▶ TEXTE FOURNI:
++++++++++

De coupe « orientale » ou encore appelée « à la turque », il se compose pour les soldats indigènes d’une coiffe particulière dite « guennour » constituée d’une calotte rigide de forme arrondie, en gros feutre écru dedans et rouge dessus, recouverte d’un « haïck », grand chèche de coton blanc, fixé par une cordelette en poil de chameau, dite « kheït », d’une dizaine de mètres de long. Outre le « burnous » de drap garance, cette immense cape à capuchon dont la pièce de coeur est à la couleur du régiment, un second « burnous » de laine blanche est porté en dessous du premier. La « bedaïa », veste-boléro de forme arabe, en drap , parements de manches et tresses noires, est portée sur le « sédria », gilet arabe en drap à tresses noires. Le « tombô » de la veste, sorte de fausse poche dessinée par une arabesque de la tresse décorative, est à la couleur du régiment. Le pantalon arabe le « sarouel » est d’une forme très ample et sans séparation d’entre-jambe. Les français, comptant pour environ 20 % des effectifs, portent une coiffure différente, composée d’une « chéchia », calotte molle en feutre rouge terminée par un petit gland de soie frangé.

D’autres unités vinrent compléter cette armée d’Afrique : chasseurs d’Afrique, goumiers, remonte d’Afrique, tous portèrent un uniforme et des traditions à l’origine largement inspiré de l’armée ottomane.

LE « TOUG » :

Au cours de sa carrière , Youssouf, le « père des spahis », a pour monture un magnifique étalon blanc qu’il affectionne particulièrement. Lors d’un combat, l’animal est tué sous lui. Voulant garder un souvenir de ce cheval, Youssouf lui fait prélever la queue et la fait monter sur une lance qui devient son fanion de commandement : le « toug ». À partir de ce moment, une queue de cheval est ajoutée à tous les fanions de commandement des spahis. Au fil des ans, la plupart des unités de cavalerie française adopteront cette tradition qui subsiste aujourd’hui.

++++++++++

▶ DONNÉES FOURNIES:
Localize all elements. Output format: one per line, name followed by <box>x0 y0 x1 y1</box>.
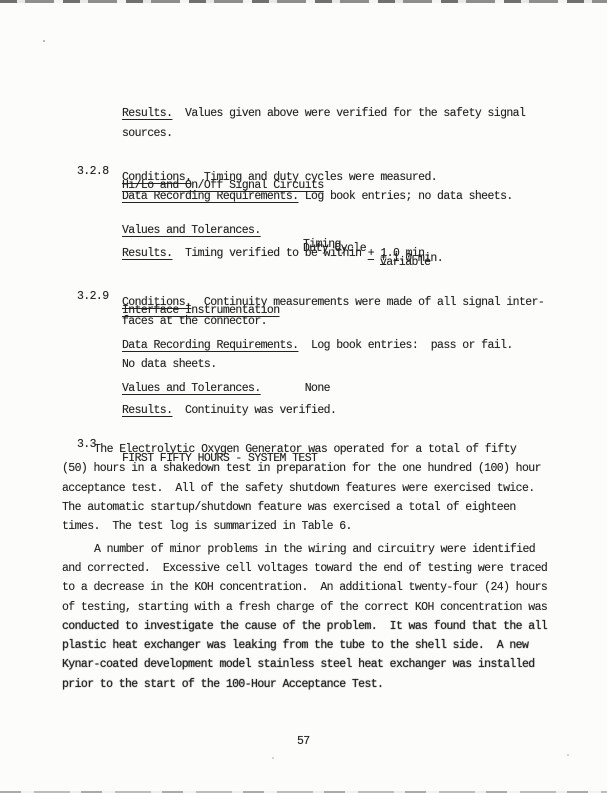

++++++++++

▶ ÉNONCÉ ÉCRIT A:
Recopiez le texte sur les spahis en commençant par « D’autres unités vinrent » et en allant jusqu'à « de l’armée ottomane. », mais changez « goumiers » en « zouaves ».
▶ ÉNONCÉ ÉCRIT B:
Dans le texte sur les spahis, quel surnom est donné à Youssouf ?

▶ RÉPONSE ATTENDUE A:
D’autres unités vinrent compléter cette armée d’Afrique : chasseurs d’Afrique, zouaves, remonte d’Afrique, tous portèrent un uniforme et des traditions à l’origine largement inspiré de l’armée ottomane.

▶ RÉPONSE ATTENDUE B:
Le « père des spahis ».